• DIRECTIONS FOR THIS TASK: Take the listing and print it in full, exactly as given.

• MATERIAL PROVIDED:
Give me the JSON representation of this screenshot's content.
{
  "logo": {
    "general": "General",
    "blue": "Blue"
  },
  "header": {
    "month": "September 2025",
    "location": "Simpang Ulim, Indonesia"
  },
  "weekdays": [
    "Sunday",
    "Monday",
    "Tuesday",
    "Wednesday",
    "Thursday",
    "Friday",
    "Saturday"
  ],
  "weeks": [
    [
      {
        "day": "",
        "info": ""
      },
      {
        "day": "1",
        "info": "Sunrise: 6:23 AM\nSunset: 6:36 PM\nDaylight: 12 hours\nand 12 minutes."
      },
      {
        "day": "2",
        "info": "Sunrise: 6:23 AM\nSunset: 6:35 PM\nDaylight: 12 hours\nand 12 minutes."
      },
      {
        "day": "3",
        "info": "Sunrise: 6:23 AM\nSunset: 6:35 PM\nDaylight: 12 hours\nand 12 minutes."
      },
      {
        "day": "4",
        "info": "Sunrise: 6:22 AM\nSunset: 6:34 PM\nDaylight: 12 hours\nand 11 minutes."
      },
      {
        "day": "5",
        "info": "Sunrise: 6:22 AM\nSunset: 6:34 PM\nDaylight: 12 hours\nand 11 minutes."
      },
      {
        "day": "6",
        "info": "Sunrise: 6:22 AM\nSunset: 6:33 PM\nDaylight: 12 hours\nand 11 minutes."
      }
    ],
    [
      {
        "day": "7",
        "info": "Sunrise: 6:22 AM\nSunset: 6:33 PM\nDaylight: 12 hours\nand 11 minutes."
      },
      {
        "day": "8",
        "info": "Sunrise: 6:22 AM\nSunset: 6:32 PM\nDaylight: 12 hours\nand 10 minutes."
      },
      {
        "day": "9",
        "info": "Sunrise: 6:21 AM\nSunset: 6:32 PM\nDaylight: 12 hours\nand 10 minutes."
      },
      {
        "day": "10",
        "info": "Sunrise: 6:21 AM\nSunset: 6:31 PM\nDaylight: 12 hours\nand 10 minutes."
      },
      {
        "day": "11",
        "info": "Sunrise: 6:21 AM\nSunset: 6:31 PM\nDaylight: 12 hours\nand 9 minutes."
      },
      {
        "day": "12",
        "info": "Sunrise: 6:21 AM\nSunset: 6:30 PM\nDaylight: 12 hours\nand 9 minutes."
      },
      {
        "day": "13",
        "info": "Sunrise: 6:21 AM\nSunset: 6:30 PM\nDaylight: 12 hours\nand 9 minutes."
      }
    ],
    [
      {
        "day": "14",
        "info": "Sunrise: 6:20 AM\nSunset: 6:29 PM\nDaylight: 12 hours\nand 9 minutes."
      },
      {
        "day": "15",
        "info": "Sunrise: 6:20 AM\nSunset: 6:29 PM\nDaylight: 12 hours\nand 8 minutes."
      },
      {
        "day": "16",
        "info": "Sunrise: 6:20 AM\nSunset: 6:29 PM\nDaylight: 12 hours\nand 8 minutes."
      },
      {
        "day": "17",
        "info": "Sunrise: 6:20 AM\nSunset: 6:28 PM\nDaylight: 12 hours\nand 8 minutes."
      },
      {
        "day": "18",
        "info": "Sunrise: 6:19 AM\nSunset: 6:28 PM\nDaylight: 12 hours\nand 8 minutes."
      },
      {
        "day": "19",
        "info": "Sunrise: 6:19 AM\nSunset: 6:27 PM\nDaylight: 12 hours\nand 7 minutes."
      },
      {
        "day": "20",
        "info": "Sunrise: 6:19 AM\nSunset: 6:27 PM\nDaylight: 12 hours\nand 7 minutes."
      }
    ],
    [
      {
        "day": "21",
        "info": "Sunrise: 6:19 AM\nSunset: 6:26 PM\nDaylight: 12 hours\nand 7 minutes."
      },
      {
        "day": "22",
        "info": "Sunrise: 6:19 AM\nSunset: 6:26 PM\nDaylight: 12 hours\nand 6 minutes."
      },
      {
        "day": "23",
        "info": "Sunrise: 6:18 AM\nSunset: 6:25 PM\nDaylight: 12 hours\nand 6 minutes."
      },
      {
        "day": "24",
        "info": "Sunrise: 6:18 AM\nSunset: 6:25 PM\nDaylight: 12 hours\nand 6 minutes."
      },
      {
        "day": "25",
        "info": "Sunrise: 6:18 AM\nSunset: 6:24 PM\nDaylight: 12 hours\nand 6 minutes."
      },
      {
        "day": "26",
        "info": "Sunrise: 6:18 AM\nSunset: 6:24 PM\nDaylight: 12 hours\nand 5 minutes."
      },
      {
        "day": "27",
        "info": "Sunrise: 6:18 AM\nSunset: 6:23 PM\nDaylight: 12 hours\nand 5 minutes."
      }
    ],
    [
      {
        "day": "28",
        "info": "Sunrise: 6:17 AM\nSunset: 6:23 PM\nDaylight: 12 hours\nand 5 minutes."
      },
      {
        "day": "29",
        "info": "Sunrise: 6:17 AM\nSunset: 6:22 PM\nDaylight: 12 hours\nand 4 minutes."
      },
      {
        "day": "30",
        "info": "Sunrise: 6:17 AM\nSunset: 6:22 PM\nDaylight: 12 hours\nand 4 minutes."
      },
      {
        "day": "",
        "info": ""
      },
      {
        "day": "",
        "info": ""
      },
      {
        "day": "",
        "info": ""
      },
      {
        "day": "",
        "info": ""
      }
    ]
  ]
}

• TASK ANSWER:
Give me the JSON representation of this screenshot's content.
{
  "logo": {
    "general": "General",
    "blue": "Blue"
  },
  "header": {
    "month": "September 2025",
    "location": "Simpang Ulim, Indonesia"
  },
  "weekdays": [
    "Sunday",
    "Monday",
    "Tuesday",
    "Wednesday",
    "Thursday",
    "Friday",
    "Saturday"
  ],
  "weeks": [
    [
      {
        "day": "",
        "info": ""
      },
      {
        "day": "1",
        "info": "Sunrise: 6:23 AM\nSunset: 6:36 PM\nDaylight: 12 hours\nand 12 minutes."
      },
      {
        "day": "2",
        "info": "Sunrise: 6:23 AM\nSunset: 6:35 PM\nDaylight: 12 hours\nand 12 minutes."
      },
      {
        "day": "3",
        "info": "Sunrise: 6:23 AM\nSunset: 6:35 PM\nDaylight: 12 hours\nand 12 minutes."
      },
      {
        "day": "4",
        "info": "Sunrise: 6:22 AM\nSunset: 6:34 PM\nDaylight: 12 hours\nand 11 minutes."
      },
      {
        "day": "5",
        "info": "Sunrise: 6:22 AM\nSunset: 6:34 PM\nDaylight: 12 hours\nand 11 minutes."
      },
      {
        "day": "6",
        "info": "Sunrise: 6:22 AM\nSunset: 6:33 PM\nDaylight: 12 hours\nand 11 minutes."
      }
    ],
    [
      {
        "day": "7",
        "info": "Sunrise: 6:22 AM\nSunset: 6:33 PM\nDaylight: 12 hours\nand 11 minutes."
      },
      {
        "day": "8",
        "info": "Sunrise: 6:22 AM\nSunset: 6:32 PM\nDaylight: 12 hours\nand 10 minutes."
      },
      {
        "day": "9",
        "info": "Sunrise: 6:21 AM\nSunset: 6:32 PM\nDaylight: 12 hours\nand 10 minutes."
      },
      {
        "day": "10",
        "info": "Sunrise: 6:21 AM\nSunset: 6:31 PM\nDaylight: 12 hours\nand 10 minutes."
      },
      {
        "day": "11",
        "info": "Sunrise: 6:21 AM\nSunset: 6:31 PM\nDaylight: 12 hours\nand 9 minutes."
      },
      {
        "day": "12",
        "info": "Sunrise: 6:21 AM\nSunset: 6:30 PM\nDaylight: 12 hours\nand 9 minutes."
      },
      {
        "day": "13",
        "info": "Sunrise: 6:21 AM\nSunset: 6:30 PM\nDaylight: 12 hours\nand 9 minutes."
      }
    ],
    [
      {
        "day": "14",
        "info": "Sunrise: 6:20 AM\nSunset: 6:29 PM\nDaylight: 12 hours\nand 9 minutes."
      },
      {
        "day": "15",
        "info": "Sunrise: 6:20 AM\nSunset: 6:29 PM\nDaylight: 12 hours\nand 8 minutes."
      },
      {
        "day": "16",
        "info": "Sunrise: 6:20 AM\nSunset: 6:29 PM\nDaylight: 12 hours\nand 8 minutes."
      },
      {
        "day": "17",
        "info": "Sunrise: 6:20 AM\nSunset: 6:28 PM\nDaylight: 12 hours\nand 8 minutes."
      },
      {
        "day": "18",
        "info": "Sunrise: 6:19 AM\nSunset: 6:28 PM\nDaylight: 12 hours\nand 8 minutes."
      },
      {
        "day": "19",
        "info": "Sunrise: 6:19 AM\nSunset: 6:27 PM\nDaylight: 12 hours\nand 7 minutes."
      },
      {
        "day": "20",
        "info": "Sunrise: 6:19 AM\nSunset: 6:27 PM\nDaylight: 12 hours\nand 7 minutes."
      }
    ],
    [
      {
        "day": "21",
        "info": "Sunrise: 6:19 AM\nSunset: 6:26 PM\nDaylight: 12 hours\nand 7 minutes."
      },
      {
        "day": "22",
        "info": "Sunrise: 6:19 AM\nSunset: 6:26 PM\nDaylight: 12 hours\nand 6 minutes."
      },
      {
        "day": "23",
        "info": "Sunrise: 6:18 AM\nSunset: 6:25 PM\nDaylight: 12 hours\nand 6 minutes."
      },
      {
        "day": "24",
        "info": "Sunrise: 6:18 AM\nSunset: 6:25 PM\nDaylight: 12 hours\nand 6 minutes."
      },
      {
        "day": "25",
        "info": "Sunrise: 6:18 AM\nSunset: 6:24 PM\nDaylight: 12 hours\nand 6 minutes."
      },
      {
        "day": "26",
        "info": "Sunrise: 6:18 AM\nSunset: 6:24 PM\nDaylight: 12 hours\nand 5 minutes."
      },
      {
        "day": "27",
        "info": "Sunrise: 6:18 AM\nSunset: 6:23 PM\nDaylight: 12 hours\nand 5 minutes."
      }
    ],
    [
      {
        "day": "28",
        "info": "Sunrise: 6:17 AM\nSunset: 6:23 PM\nDaylight: 12 hours\nand 5 minutes."
      },
      {
        "day": "29",
        "info": "Sunrise: 6:17 AM\nSunset: 6:22 PM\nDaylight: 12 hours\nand 4 minutes."
      },
      {
        "day": "30",
        "info": "Sunrise: 6:17 AM\nSunset: 6:22 PM\nDaylight: 12 hours\nand 4 minutes."
      },
      {
        "day": "",
        "info": ""
      },
      {
        "day": "",
        "info": ""
      },
      {
        "day": "",
        "info": ""
      },
      {
        "day": "",
        "info": ""
      }
    ]
  ]
}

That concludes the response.